**Written request**
Provide the number of lines where the word "中国科协青年人才托举工程博士生专项计划管理办法" occurs, and no other text.

**Records provided**
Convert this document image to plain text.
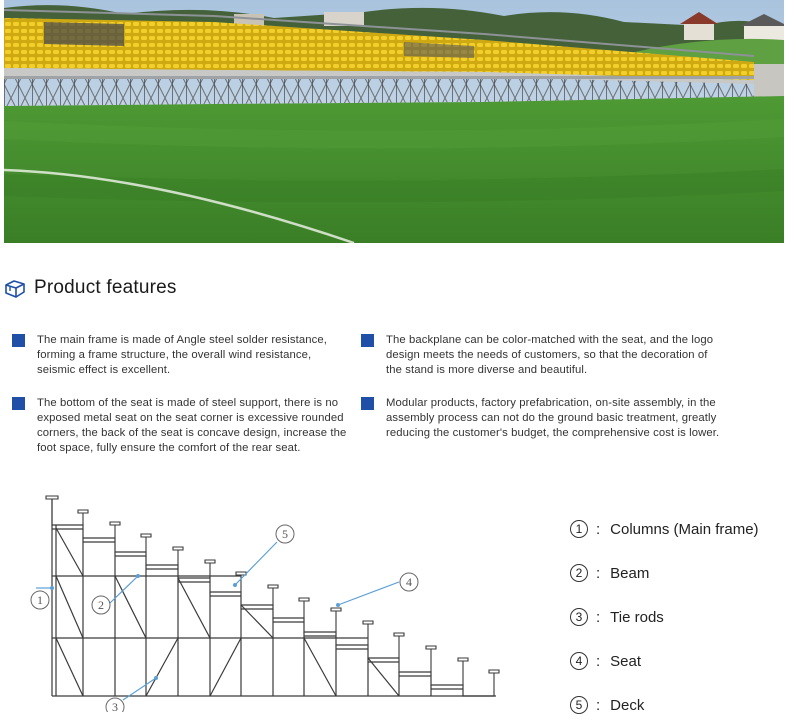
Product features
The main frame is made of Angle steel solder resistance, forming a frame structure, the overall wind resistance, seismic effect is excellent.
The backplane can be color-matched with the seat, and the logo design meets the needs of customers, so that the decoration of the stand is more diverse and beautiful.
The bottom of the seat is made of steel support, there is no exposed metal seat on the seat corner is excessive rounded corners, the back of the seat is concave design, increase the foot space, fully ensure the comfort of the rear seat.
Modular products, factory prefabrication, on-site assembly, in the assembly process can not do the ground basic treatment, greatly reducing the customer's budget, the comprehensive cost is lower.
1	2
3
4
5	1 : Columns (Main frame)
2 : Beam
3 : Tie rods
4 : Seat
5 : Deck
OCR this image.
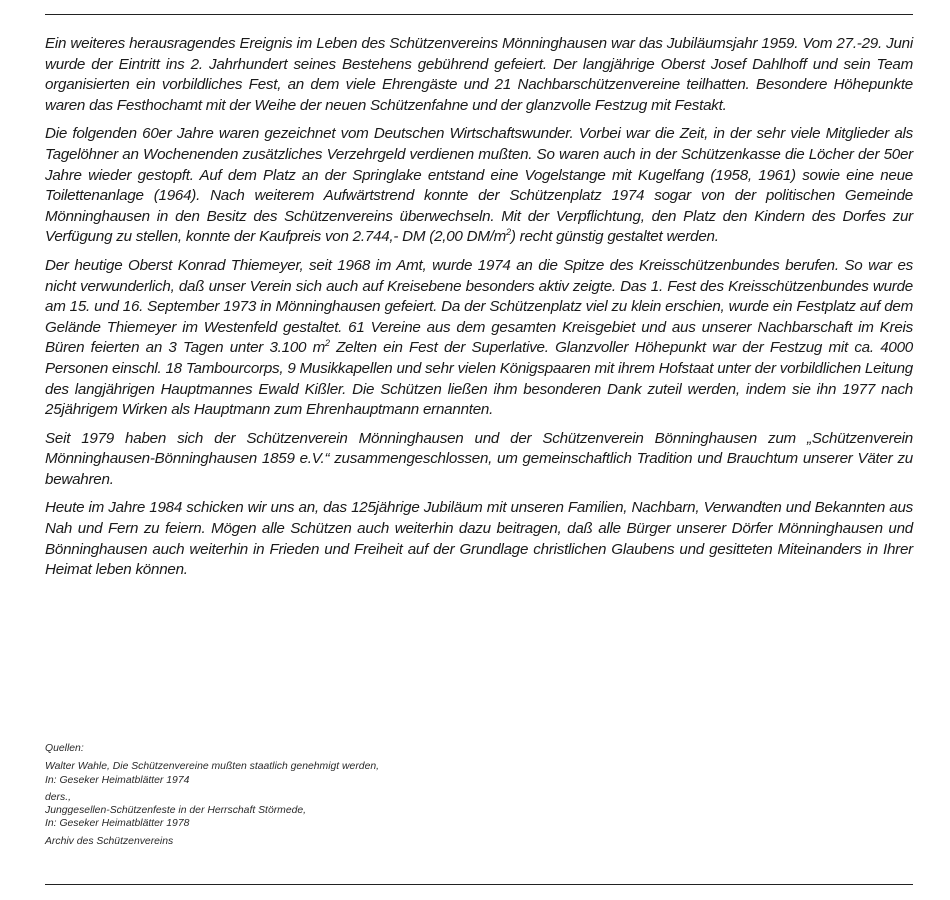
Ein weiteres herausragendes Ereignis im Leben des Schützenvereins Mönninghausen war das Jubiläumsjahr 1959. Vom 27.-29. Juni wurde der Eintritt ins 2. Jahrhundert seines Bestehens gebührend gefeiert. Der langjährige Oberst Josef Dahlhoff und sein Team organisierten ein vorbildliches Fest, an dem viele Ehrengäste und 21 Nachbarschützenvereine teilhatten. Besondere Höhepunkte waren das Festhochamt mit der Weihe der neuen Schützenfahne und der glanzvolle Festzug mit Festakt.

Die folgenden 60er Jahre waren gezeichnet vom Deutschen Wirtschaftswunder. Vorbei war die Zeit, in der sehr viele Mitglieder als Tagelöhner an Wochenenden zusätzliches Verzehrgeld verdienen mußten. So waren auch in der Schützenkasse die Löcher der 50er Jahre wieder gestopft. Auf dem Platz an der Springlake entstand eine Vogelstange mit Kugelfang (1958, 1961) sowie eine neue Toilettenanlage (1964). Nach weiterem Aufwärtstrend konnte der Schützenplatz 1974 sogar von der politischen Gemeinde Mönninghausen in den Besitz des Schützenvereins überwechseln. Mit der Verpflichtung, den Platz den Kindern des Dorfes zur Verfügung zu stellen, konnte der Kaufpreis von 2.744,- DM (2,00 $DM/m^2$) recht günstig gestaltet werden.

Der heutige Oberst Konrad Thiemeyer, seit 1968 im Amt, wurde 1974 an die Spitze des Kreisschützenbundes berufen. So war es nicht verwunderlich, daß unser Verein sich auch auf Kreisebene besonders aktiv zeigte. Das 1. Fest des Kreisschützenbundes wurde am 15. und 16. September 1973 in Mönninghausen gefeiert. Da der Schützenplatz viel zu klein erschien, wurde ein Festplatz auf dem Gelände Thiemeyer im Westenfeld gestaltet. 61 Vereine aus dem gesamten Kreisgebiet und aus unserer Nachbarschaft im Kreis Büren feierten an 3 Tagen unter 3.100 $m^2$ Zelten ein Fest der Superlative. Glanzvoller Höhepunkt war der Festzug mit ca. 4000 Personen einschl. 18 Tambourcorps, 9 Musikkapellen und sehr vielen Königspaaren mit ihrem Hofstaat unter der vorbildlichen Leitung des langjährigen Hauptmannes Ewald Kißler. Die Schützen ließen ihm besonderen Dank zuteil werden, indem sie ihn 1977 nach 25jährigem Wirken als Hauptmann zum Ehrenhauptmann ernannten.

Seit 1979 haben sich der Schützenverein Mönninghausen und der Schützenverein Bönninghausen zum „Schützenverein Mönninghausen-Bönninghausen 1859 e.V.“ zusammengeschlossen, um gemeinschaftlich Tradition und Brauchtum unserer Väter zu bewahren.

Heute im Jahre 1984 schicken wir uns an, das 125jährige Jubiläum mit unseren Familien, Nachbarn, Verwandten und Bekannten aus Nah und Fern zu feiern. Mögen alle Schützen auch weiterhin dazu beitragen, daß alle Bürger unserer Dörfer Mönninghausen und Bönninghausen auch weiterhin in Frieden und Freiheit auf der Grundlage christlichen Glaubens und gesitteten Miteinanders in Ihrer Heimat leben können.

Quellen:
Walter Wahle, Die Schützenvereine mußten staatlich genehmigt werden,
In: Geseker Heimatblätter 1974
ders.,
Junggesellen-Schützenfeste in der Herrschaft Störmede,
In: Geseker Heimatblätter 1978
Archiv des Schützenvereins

==

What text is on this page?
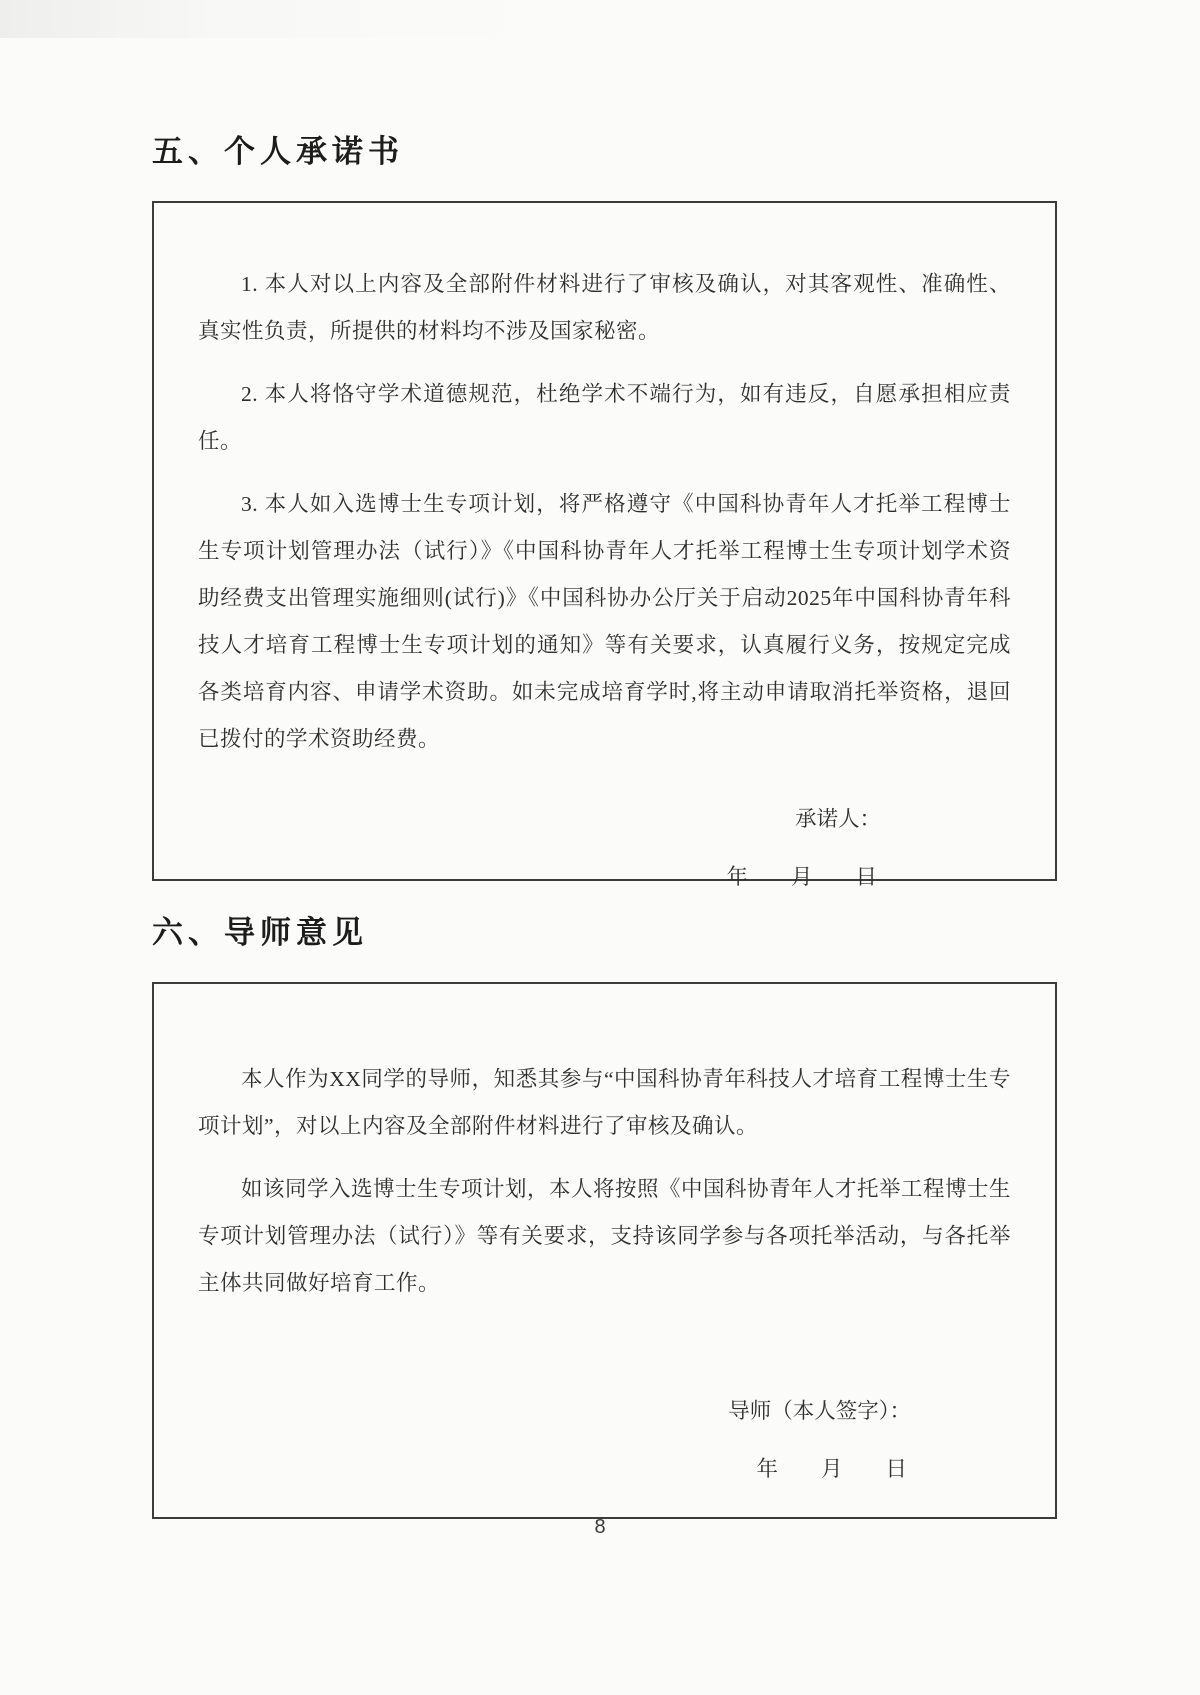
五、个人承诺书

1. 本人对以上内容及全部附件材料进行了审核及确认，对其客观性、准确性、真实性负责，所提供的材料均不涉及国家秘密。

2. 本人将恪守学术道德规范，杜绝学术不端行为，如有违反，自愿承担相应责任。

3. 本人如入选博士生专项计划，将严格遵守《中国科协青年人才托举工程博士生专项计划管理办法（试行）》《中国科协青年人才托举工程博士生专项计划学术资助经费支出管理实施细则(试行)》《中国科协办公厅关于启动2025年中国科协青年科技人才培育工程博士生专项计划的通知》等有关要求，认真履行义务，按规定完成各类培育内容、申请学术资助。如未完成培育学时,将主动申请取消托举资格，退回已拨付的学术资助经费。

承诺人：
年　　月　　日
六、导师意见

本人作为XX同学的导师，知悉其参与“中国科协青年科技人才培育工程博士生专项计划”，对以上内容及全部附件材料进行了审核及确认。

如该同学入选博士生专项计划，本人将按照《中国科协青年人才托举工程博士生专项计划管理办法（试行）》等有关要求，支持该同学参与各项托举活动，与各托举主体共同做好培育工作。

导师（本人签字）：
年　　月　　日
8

==

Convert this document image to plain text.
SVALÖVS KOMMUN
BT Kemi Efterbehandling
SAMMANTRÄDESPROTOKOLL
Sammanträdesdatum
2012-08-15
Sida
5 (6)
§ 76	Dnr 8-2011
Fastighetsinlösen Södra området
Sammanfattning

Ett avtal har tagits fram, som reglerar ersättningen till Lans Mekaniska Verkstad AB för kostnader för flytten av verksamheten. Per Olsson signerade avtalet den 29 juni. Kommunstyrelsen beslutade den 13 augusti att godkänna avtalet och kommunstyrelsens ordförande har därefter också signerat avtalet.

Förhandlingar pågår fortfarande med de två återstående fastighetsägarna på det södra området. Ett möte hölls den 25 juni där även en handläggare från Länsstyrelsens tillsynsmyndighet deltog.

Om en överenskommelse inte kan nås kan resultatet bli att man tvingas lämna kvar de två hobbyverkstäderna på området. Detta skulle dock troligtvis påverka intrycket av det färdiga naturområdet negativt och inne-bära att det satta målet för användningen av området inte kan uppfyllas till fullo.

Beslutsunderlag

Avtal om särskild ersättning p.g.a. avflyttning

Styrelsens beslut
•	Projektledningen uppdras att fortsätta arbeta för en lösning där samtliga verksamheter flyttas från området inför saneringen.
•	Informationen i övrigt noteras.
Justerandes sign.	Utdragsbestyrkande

**Correct result**
2